(Page transcription dataset items)
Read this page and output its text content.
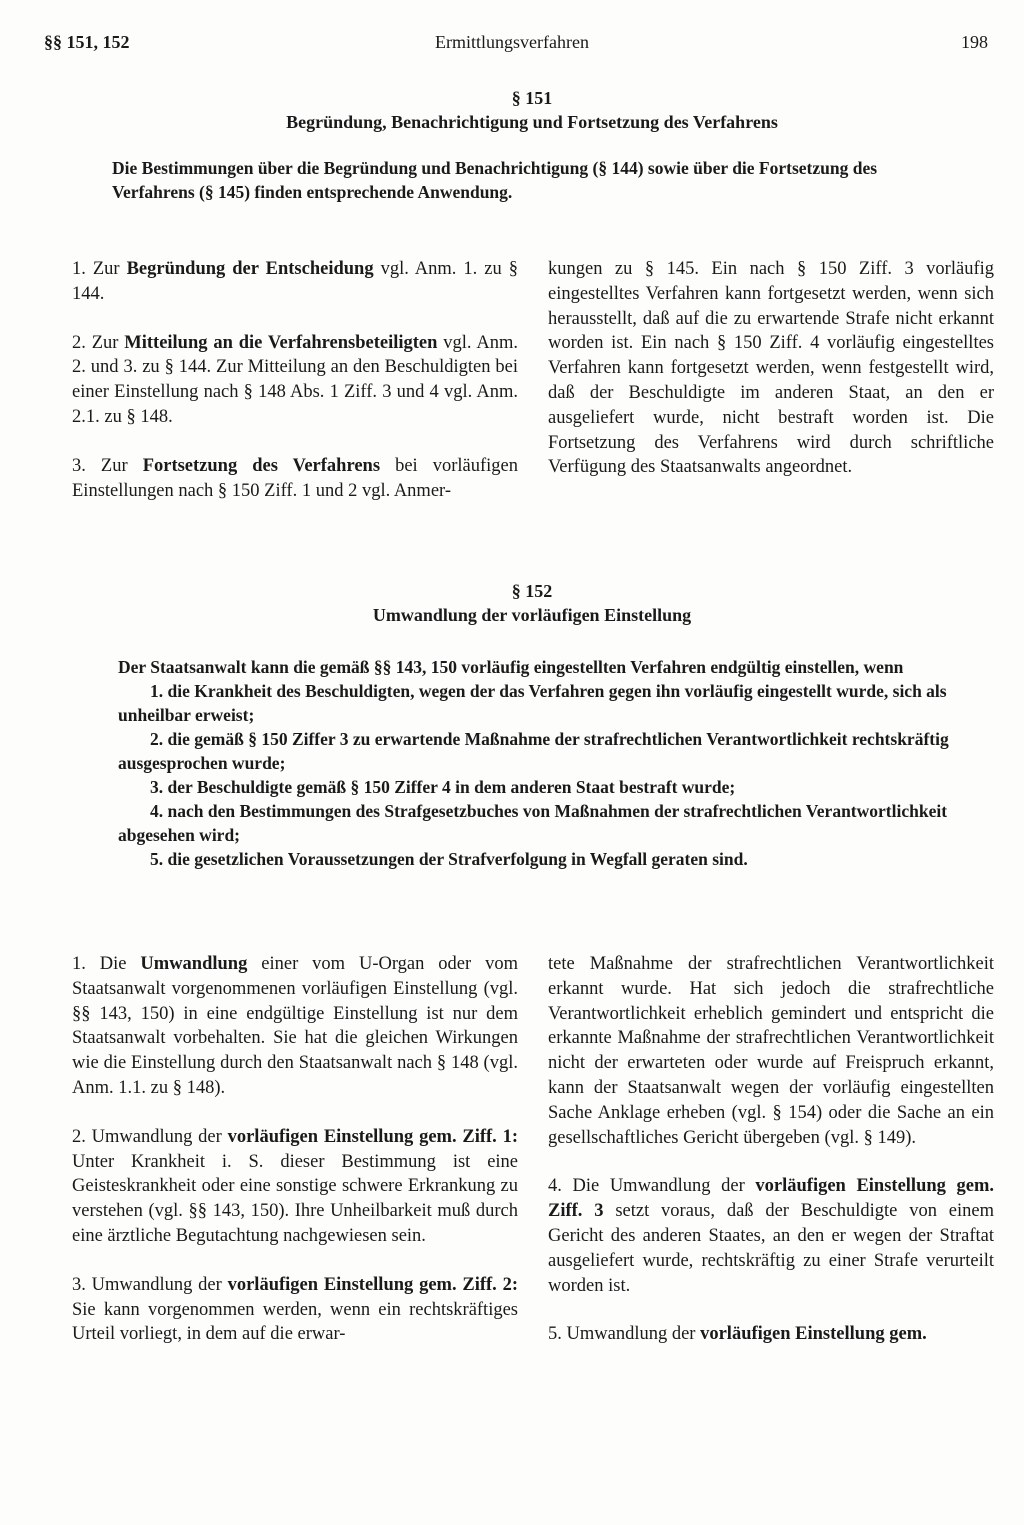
§§ 151, 152	Ermittlungsverfahren	198
§ 151
Begründung, Benachrichtigung und Fortsetzung des Verfahrens
Die Bestimmungen über die Begründung und Benachrichtigung (§ 144) sowie über die Fortsetzung des Verfahrens (§ 145) finden entsprechende Anwendung.

1. Zur Begründung der Entscheidung vgl. Anm. 1. zu § 144.

2. Zur Mitteilung an die Verfahrensbeteiligten vgl. Anm. 2. und 3. zu § 144. Zur Mitteilung an den Beschuldigten bei einer Einstellung nach § 148 Abs. 1 Ziff. 3 und 4 vgl. Anm. 2.1. zu § 148.

3. Zur Fortsetzung des Verfahrens bei vorläufigen Einstellungen nach § 150 Ziff. 1 und 2 vgl. Anmer-

kungen zu § 145. Ein nach § 150 Ziff. 3 vorläufig eingestelltes Verfahren kann fortgesetzt werden, wenn sich herausstellt, daß auf die zu erwartende Strafe nicht erkannt worden ist. Ein nach § 150 Ziff. 4 vorläufig eingestelltes Verfahren kann fortgesetzt werden, wenn festgestellt wird, daß der Beschuldigte im anderen Staat, an den er ausgeliefert wurde, nicht bestraft worden ist. Die Fortsetzung des Verfahrens wird durch schriftliche Verfügung des Staatsanwalts angeordnet.

§ 152
Umwandlung der vorläufigen Einstellung
Der Staatsanwalt kann die gemäß §§ 143, 150 vorläufig eingestellten Verfahren endgültig einstellen, wenn
1. die Krankheit des Beschuldigten, wegen der das Verfahren gegen ihn vorläufig eingestellt wurde, sich als unheilbar erweist;
2. die gemäß § 150 Ziffer 3 zu erwartende Maßnahme der strafrechtlichen Verantwortlichkeit rechtskräftig ausgesprochen wurde;
3. der Beschuldigte gemäß § 150 Ziffer 4 in dem anderen Staat bestraft wurde;
4. nach den Bestimmungen des Strafgesetzbuches von Maßnahmen der strafrechtlichen Verantwortlichkeit abgesehen wird;
5. die gesetzlichen Voraussetzungen der Strafverfolgung in Wegfall geraten sind.

1. Die Umwandlung einer vom U-Organ oder vom Staatsanwalt vorgenommenen vorläufigen Einstellung (vgl. §§ 143, 150) in eine endgültige Einstellung ist nur dem Staatsanwalt vorbehalten. Sie hat die gleichen Wirkungen wie die Einstellung durch den Staatsanwalt nach § 148 (vgl. Anm. 1.1. zu § 148).

2. Umwandlung der vorläufigen Einstellung gem. Ziff. 1: Unter Krankheit i. S. dieser Bestimmung ist eine Geisteskrankheit oder eine sonstige schwere Erkrankung zu verstehen (vgl. §§ 143, 150). Ihre Unheilbarkeit muß durch eine ärztliche Begutachtung nachgewiesen sein.

3. Umwandlung der vorläufigen Einstellung gem. Ziff. 2: Sie kann vorgenommen werden, wenn ein rechtskräftiges Urteil vorliegt, in dem auf die erwar-

tete Maßnahme der strafrechtlichen Verantwortlichkeit erkannt wurde. Hat sich jedoch die strafrechtliche Verantwortlichkeit erheblich gemindert und entspricht die erkannte Maßnahme der strafrechtlichen Verantwortlichkeit nicht der erwarteten oder wurde auf Freispruch erkannt, kann der Staatsanwalt wegen der vorläufig eingestellten Sache Anklage erheben (vgl. § 154) oder die Sache an ein gesellschaftliches Gericht übergeben (vgl. § 149).

4. Die Umwandlung der vorläufigen Einstellung gem. Ziff. 3 setzt voraus, daß der Beschuldigte von einem Gericht des anderen Staates, an den er wegen der Straftat ausgeliefert wurde, rechtskräftig zu einer Strafe verurteilt worden ist.

5. Umwandlung der vorläufigen Einstellung gem.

§ Work required:
Find every line above where the word "gemäß" occurs, and copy that line.

§ Solved problem:
Der Staatsanwalt kann die gemäß §§ 143, 150 vorläufig eingestellten Verfahren endgültig einstellen, wenn
2. die gemäß § 150 Ziffer 3 zu erwartende Maßnahme der strafrechtlichen Verantwortlichkeit rechtskräftig ausgesprochen wurde;
3. der Beschuldigte gemäß § 150 Ziffer 4 in dem anderen Staat bestraft wurde;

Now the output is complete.